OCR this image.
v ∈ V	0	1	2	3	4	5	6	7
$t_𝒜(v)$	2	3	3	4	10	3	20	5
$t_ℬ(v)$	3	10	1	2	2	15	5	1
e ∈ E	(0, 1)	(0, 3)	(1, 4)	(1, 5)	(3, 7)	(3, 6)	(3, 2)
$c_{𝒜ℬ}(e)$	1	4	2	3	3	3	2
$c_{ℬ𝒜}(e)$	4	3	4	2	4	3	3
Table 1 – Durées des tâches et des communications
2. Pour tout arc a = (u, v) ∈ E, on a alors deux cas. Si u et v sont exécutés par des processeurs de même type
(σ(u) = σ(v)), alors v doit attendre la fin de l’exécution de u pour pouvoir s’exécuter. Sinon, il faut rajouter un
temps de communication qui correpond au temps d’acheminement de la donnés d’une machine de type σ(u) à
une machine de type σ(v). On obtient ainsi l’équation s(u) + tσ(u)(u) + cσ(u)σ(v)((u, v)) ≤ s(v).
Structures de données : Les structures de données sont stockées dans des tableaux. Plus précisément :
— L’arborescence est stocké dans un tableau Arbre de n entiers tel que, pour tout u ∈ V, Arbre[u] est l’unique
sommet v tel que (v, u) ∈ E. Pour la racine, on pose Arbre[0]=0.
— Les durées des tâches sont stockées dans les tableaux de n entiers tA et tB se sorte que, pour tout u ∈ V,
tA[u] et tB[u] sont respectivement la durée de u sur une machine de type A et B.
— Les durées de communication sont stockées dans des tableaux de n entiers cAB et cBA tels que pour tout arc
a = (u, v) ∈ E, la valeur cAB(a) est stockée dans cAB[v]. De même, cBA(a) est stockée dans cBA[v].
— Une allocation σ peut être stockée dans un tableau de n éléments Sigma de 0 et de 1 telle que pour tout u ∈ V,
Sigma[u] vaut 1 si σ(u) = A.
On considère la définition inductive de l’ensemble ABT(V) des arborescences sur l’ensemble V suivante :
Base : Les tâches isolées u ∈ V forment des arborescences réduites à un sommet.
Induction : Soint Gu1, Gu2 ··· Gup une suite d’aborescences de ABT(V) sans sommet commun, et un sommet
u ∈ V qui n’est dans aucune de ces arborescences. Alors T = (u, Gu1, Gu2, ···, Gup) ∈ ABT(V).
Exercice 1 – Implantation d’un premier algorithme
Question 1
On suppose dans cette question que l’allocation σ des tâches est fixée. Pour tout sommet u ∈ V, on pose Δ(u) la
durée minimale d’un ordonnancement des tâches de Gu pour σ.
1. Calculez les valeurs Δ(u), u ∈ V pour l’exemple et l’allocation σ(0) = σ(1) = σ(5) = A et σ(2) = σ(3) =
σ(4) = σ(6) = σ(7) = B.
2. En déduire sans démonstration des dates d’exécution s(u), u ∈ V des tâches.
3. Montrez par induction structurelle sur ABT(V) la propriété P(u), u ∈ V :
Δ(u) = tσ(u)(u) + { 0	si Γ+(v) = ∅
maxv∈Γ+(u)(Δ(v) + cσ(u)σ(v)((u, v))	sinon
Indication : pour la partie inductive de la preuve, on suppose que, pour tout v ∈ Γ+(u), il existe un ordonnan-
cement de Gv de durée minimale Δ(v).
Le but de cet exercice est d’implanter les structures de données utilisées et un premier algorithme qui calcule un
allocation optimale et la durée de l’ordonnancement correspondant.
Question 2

* Task directions *
Find every line in the records that contains the word "Arbre"; copy those lines.

* Complete answer *
— L’arborescence est stocké dans un tableau Arbre de n entiers tel que, pour tout u ∈ V, Arbre[u] est l’unique
sommet v tel que (v, u) ∈ E. Pour la racine, on pose Arbre[0]=0.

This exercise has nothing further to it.